### Dataset items:

== == ==

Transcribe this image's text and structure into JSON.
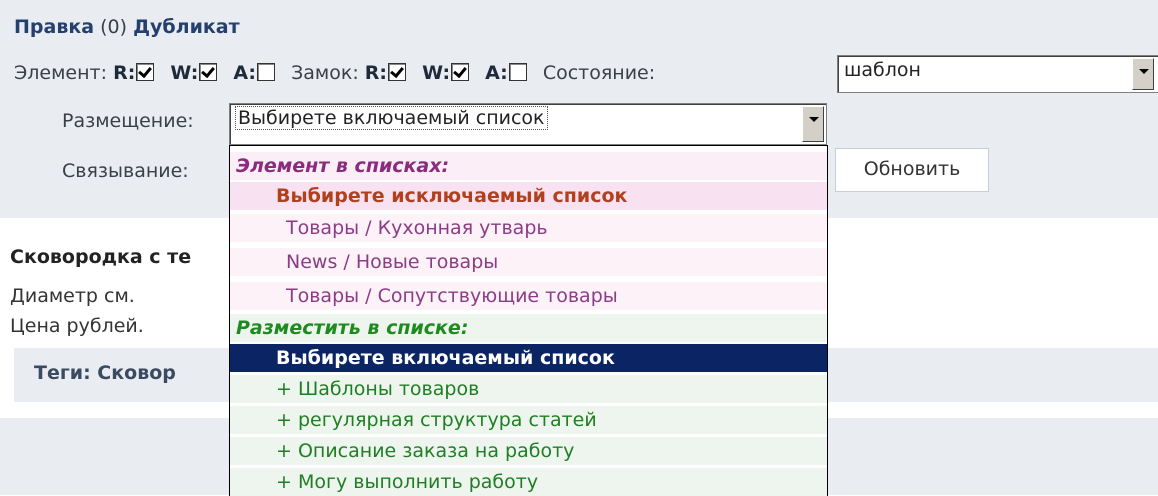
{
  "header": {
    "edit_link": "Правка",
    "count": "(0)",
    "duplicate_link": "Дубликат"
  },
  "permissions": {
    "element_label": "Элемент:",
    "lock_label": "Замок:",
    "r": "R:",
    "w": "W:",
    "a": "A:",
    "state_label": "Состояние:",
    "state_value": "шаблон"
  },
  "placement": {
    "label": "Размещение:",
    "value": "Выбирете включаемый список"
  },
  "linking": {
    "label": "Связывание:",
    "button": "Обновить"
  },
  "product": {
    "title": "Сковородка с те",
    "diameter": "Диаметр см.",
    "price": "Цена рублей."
  },
  "tags": {
    "label": "Теги: Сковор"
  },
  "dropdown": {
    "group1": "Элемент в списках:",
    "exclude": "Выбирете исключаемый список",
    "items1": [
      "Товары / Кухонная утварь",
      "News / Новые товары",
      "Товары / Сопутствующие товары"
    ],
    "group2": "Разместить в списке:",
    "include": "Выбирете включаемый список",
    "items2": [
      "+ Шаблоны товаров",
      "+ регулярная структура статей",
      "+ Описание заказа на работу",
      "+ Могу выполнить работу"
    ]
  }
}
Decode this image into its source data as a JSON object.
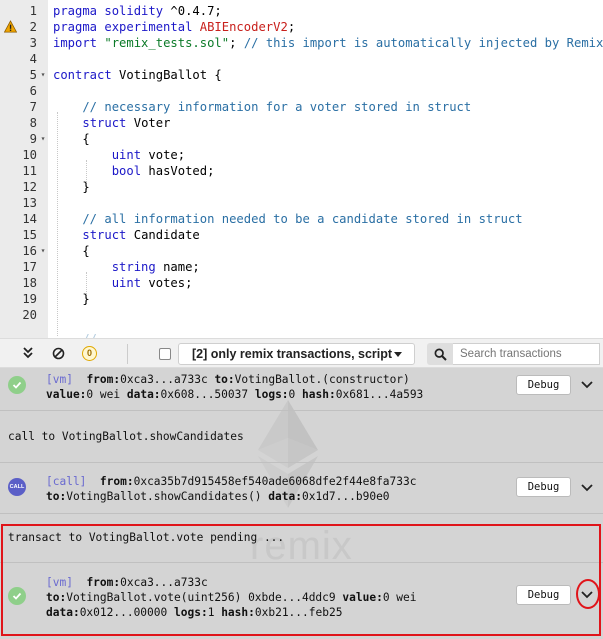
{
  "editor": {
    "lines": [
      {
        "n": "1",
        "fold": false,
        "warn": false,
        "segments": [
          {
            "t": "pragma solidity ",
            "c": "kw"
          },
          {
            "t": "^0.4.7;",
            "c": ""
          }
        ]
      },
      {
        "n": "2",
        "fold": false,
        "warn": true,
        "segments": [
          {
            "t": "pragma experimental ",
            "c": "kw"
          },
          {
            "t": "ABIEncoderV2",
            "c": "red"
          },
          {
            "t": ";",
            "c": ""
          }
        ]
      },
      {
        "n": "3",
        "fold": false,
        "warn": false,
        "segments": [
          {
            "t": "import ",
            "c": "kw"
          },
          {
            "t": "\"remix_tests.sol\"",
            "c": "str"
          },
          {
            "t": "; ",
            "c": ""
          },
          {
            "t": "// this import is automatically injected by Remix.",
            "c": "cmt"
          }
        ]
      },
      {
        "n": "4",
        "fold": false,
        "warn": false,
        "segments": []
      },
      {
        "n": "5",
        "fold": true,
        "warn": false,
        "segments": [
          {
            "t": "contract ",
            "c": "kw"
          },
          {
            "t": "VotingBallot {",
            "c": ""
          }
        ]
      },
      {
        "n": "6",
        "fold": false,
        "warn": false,
        "segments": []
      },
      {
        "n": "7",
        "fold": false,
        "warn": false,
        "segments": [
          {
            "t": "    // necessary information for a voter stored in struct",
            "c": "cmt"
          }
        ]
      },
      {
        "n": "8",
        "fold": false,
        "warn": false,
        "segments": [
          {
            "t": "    ",
            "c": ""
          },
          {
            "t": "struct ",
            "c": "kw"
          },
          {
            "t": "Voter",
            "c": ""
          }
        ]
      },
      {
        "n": "9",
        "fold": true,
        "warn": false,
        "segments": [
          {
            "t": "    {",
            "c": ""
          }
        ]
      },
      {
        "n": "10",
        "fold": false,
        "warn": false,
        "segments": [
          {
            "t": "        ",
            "c": ""
          },
          {
            "t": "uint ",
            "c": "typ"
          },
          {
            "t": "vote;",
            "c": ""
          }
        ]
      },
      {
        "n": "11",
        "fold": false,
        "warn": false,
        "segments": [
          {
            "t": "        ",
            "c": ""
          },
          {
            "t": "bool ",
            "c": "typ"
          },
          {
            "t": "hasVoted;",
            "c": ""
          }
        ]
      },
      {
        "n": "12",
        "fold": false,
        "warn": false,
        "segments": [
          {
            "t": "    }",
            "c": ""
          }
        ]
      },
      {
        "n": "13",
        "fold": false,
        "warn": false,
        "segments": []
      },
      {
        "n": "14",
        "fold": false,
        "warn": false,
        "segments": [
          {
            "t": "    // all information needed to be a candidate stored in struct",
            "c": "cmt"
          }
        ]
      },
      {
        "n": "15",
        "fold": false,
        "warn": false,
        "segments": [
          {
            "t": "    ",
            "c": ""
          },
          {
            "t": "struct ",
            "c": "kw"
          },
          {
            "t": "Candidate",
            "c": ""
          }
        ]
      },
      {
        "n": "16",
        "fold": true,
        "warn": false,
        "segments": [
          {
            "t": "    {",
            "c": ""
          }
        ]
      },
      {
        "n": "17",
        "fold": false,
        "warn": false,
        "segments": [
          {
            "t": "        ",
            "c": ""
          },
          {
            "t": "string ",
            "c": "typ"
          },
          {
            "t": "name;",
            "c": ""
          }
        ]
      },
      {
        "n": "18",
        "fold": false,
        "warn": false,
        "segments": [
          {
            "t": "        ",
            "c": ""
          },
          {
            "t": "uint ",
            "c": "typ"
          },
          {
            "t": "votes;",
            "c": ""
          }
        ]
      },
      {
        "n": "19",
        "fold": false,
        "warn": false,
        "segments": [
          {
            "t": "    }",
            "c": ""
          }
        ]
      },
      {
        "n": "20",
        "fold": false,
        "warn": false,
        "segments": []
      }
    ]
  },
  "toolbar": {
    "warning_count": "0",
    "filter_label": "[2] only remix transactions, script",
    "search_placeholder": "Search transactions"
  },
  "terminal": {
    "watermark": "remix",
    "log1": {
      "tag": "[vm]",
      "from_label": "from:",
      "from_value": "0xca3...a733c",
      "to_label": "to:",
      "to_value": "VotingBallot.(constructor)",
      "value_label": "value:",
      "value_value": "0 wei",
      "data_label": "data:",
      "data_value": "0x608...50037",
      "logs_label": "logs:",
      "logs_value": "0",
      "hash_label": "hash:",
      "hash_value": "0x681...4a593",
      "debug_label": "Debug"
    },
    "call_text": "call to VotingBallot.showCandidates",
    "log2": {
      "icon_label": "CALL",
      "tag": "[call]",
      "from_label": "from:",
      "from_value": "0xca35b7d915458ef540ade6068dfe2f44e8fa733c",
      "to_label": "to:",
      "to_value": "VotingBallot.showCandidates()",
      "data_label": "data:",
      "data_value": "0x1d7...b90e0",
      "debug_label": "Debug"
    },
    "pending_text": "transact to VotingBallot.vote pending ...",
    "log3": {
      "tag": "[vm]",
      "from_label": "from:",
      "from_value": "0xca3...a733c",
      "to_label": "to:",
      "to_value": "VotingBallot.vote(uint256) 0xbde...4ddc9",
      "value_label": "value:",
      "value_value": "0 wei",
      "data_label": "data:",
      "data_value": "0x012...00000",
      "logs_label": "logs:",
      "logs_value": "1",
      "hash_label": "hash:",
      "hash_value": "0xb21...feb25",
      "debug_label": "Debug"
    }
  },
  "colors": {
    "keyword": "#1c18c8",
    "string": "#0b7a28",
    "comment": "#2a6fa4",
    "highlight": "#e0141a"
  }
}
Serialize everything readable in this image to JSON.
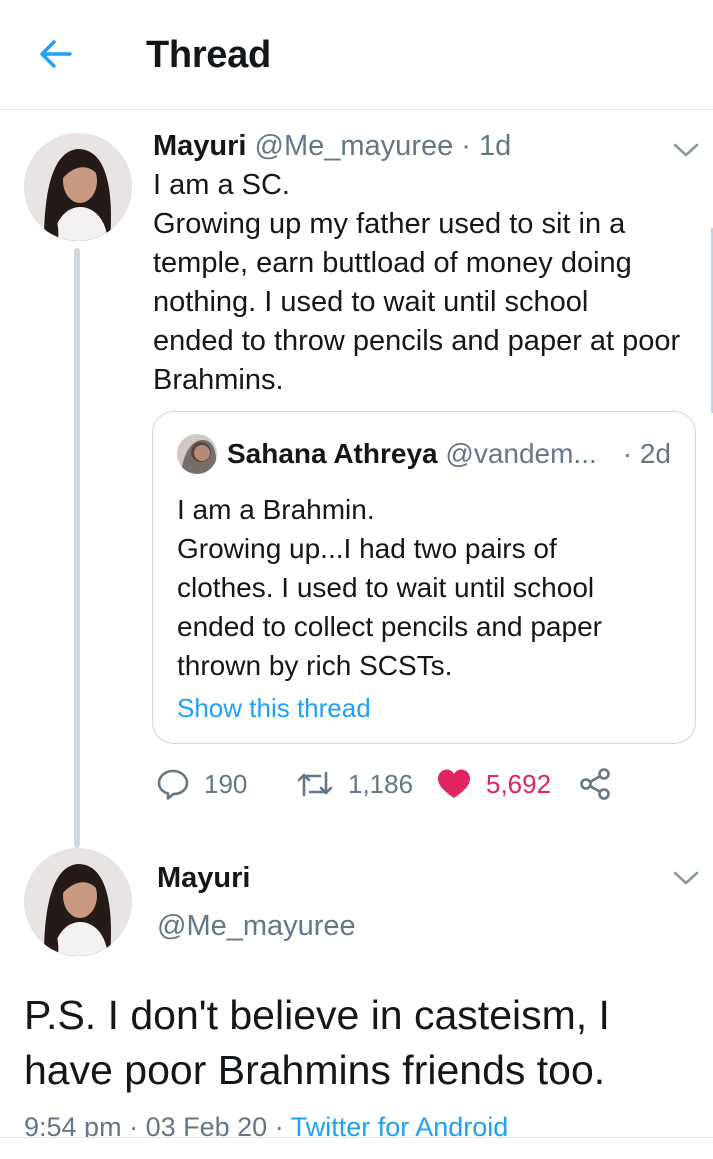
{
  "header": {
    "title": "Thread",
    "back_icon": "arrow-left-icon",
    "accent": "#1da1f2"
  },
  "tweet1": {
    "name": "Mayuri",
    "handle": "@Me_mayuree",
    "time": "1d",
    "lines": [
      "I am a SC.",
      "Growing up my father used to sit in a",
      "temple, earn buttload of money doing",
      "nothing. I used to wait until school",
      "ended to throw pencils and paper at poor",
      "Brahmins."
    ],
    "quote": {
      "name": "Sahana Athreya",
      "handle": "@vandem...",
      "time": "2d",
      "lines": [
        "I am a Brahmin.",
        "Growing up...I had two pairs of",
        "clothes. I used to wait until school",
        "ended to collect pencils and paper",
        "thrown by rich SCSTs."
      ],
      "show_thread": "Show this thread"
    },
    "actions": {
      "replies": "190",
      "retweets": "1,186",
      "likes": "5,692",
      "like_color": "#e0245e"
    }
  },
  "tweet2": {
    "name": "Mayuri",
    "handle": "@Me_mayuree",
    "lines": [
      "P.S. I don't believe in casteism, I",
      "have poor Brahmins friends too."
    ],
    "time": "9:54 pm",
    "date": "03 Feb 20",
    "source": "Twitter for Android"
  }
}
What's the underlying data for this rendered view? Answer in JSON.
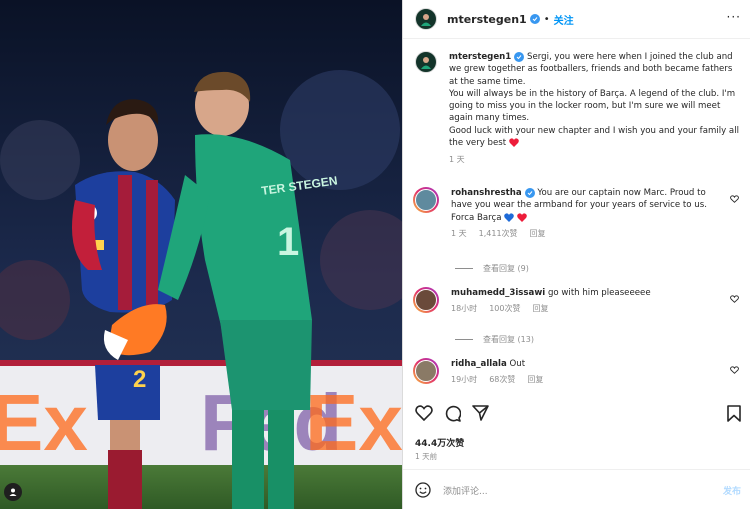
{
  "post": {
    "username": "mterstegen1",
    "follow_label": "关注",
    "more_label": "···"
  },
  "caption": {
    "username": "mterstegen1",
    "text": "Sergi, you were here when I joined the club and we grew together as footballers, friends and both became fathers at the same time.\nYou will always be in the history of Barça. A legend of the club. I'm going to miss you in the locker room, but I'm sure we will meet again many times.\nGood luck with your new chapter and I wish you and your family all the very best",
    "time": "1 天"
  },
  "comments": [
    {
      "username": "rohanshrestha",
      "text": "You are our captain now Marc. Proud to have you wear the armband for your years of service to us. Forca Barça",
      "time": "1 天",
      "likes": "1,411次赞",
      "reply": "回复",
      "view_replies": "查看回复 (9)"
    },
    {
      "username": "muhamedd_3issawi",
      "text": "go with him pleaseeeee",
      "time": "18小时",
      "likes": "100次赞",
      "reply": "回复",
      "view_replies": "查看回复 (13)"
    },
    {
      "username": "ridha_allala",
      "text": "Out",
      "time": "19小时",
      "likes": "68次赞",
      "reply": "回复"
    }
  ],
  "stats": {
    "likes": "44.4万次赞",
    "date": "1 天前"
  },
  "composer": {
    "placeholder": "添加评论...",
    "post_label": "发布"
  },
  "photo": {
    "jersey_number_left": "2",
    "jersey_number_right": "1",
    "jersey_name_right": "TER STEGEN",
    "board_text": "FedEx"
  },
  "colors": {
    "accent": "#0095f6",
    "verified": "#3897f0",
    "heart_red": "#ed1c3a",
    "heart_blue": "#1e6bd8",
    "keeper_green": "#1fa57a"
  }
}
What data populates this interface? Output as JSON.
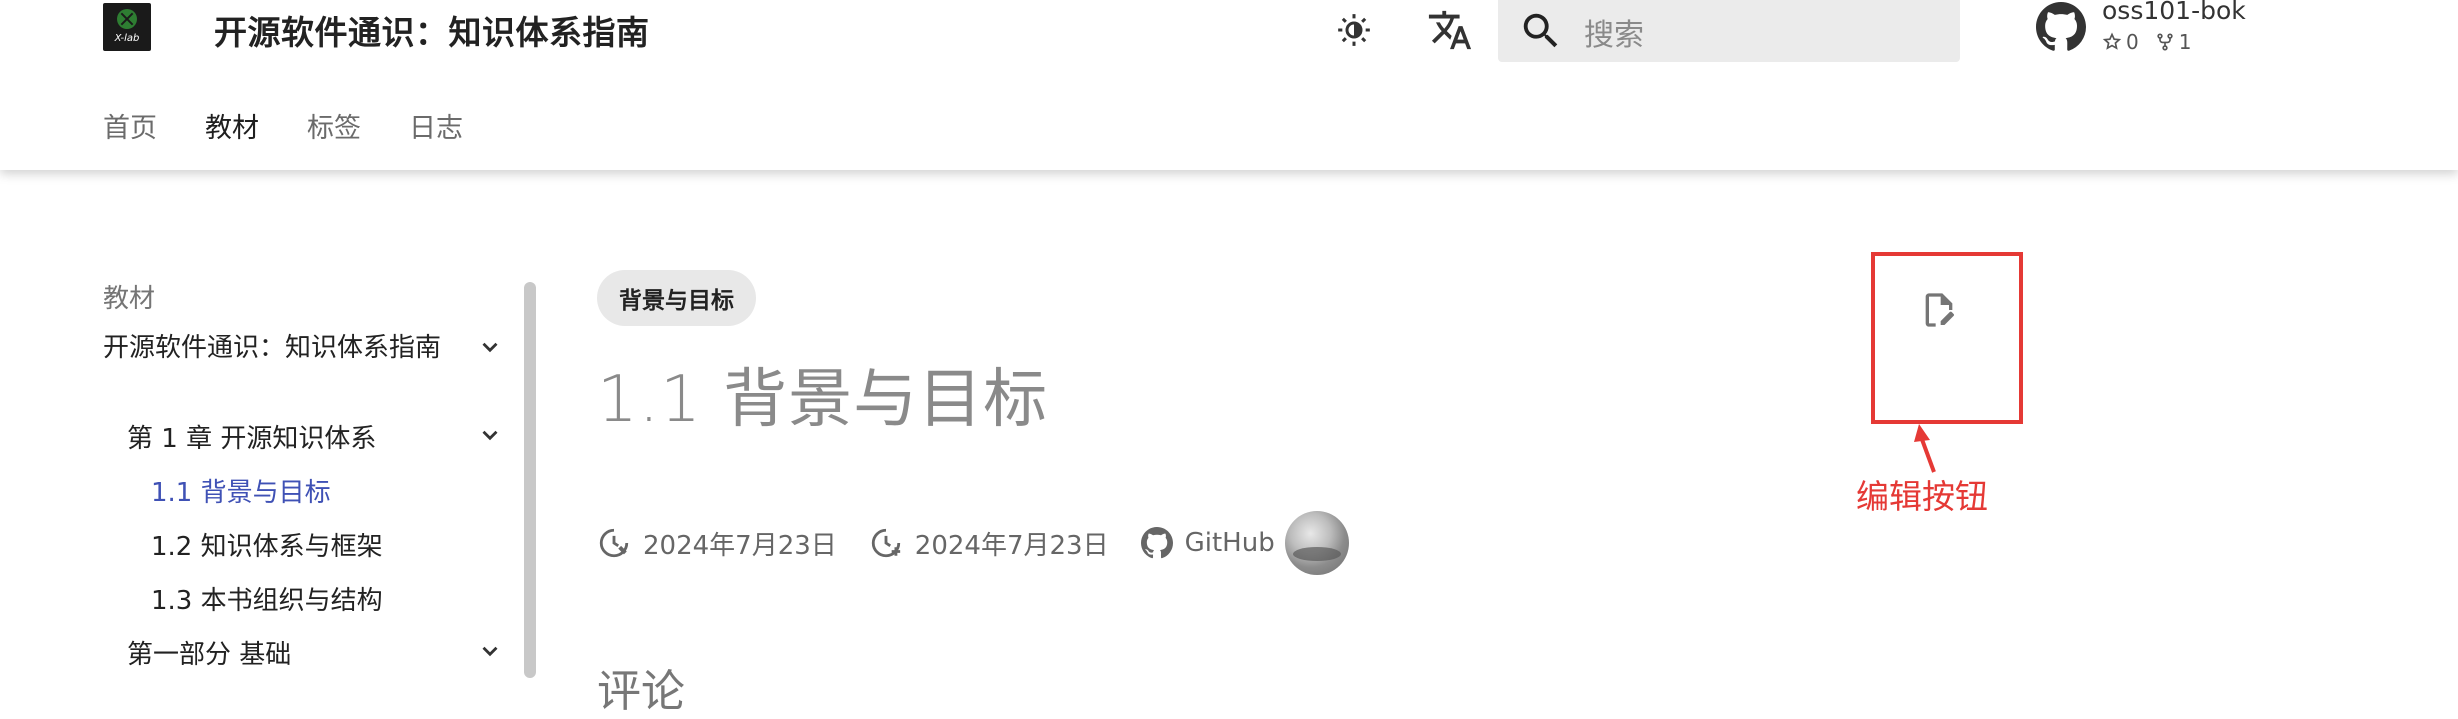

== == ==

### What is asked:
Find the number of lines in which the word "pragma" occurs, and write nothing but that number.

### Task result:
2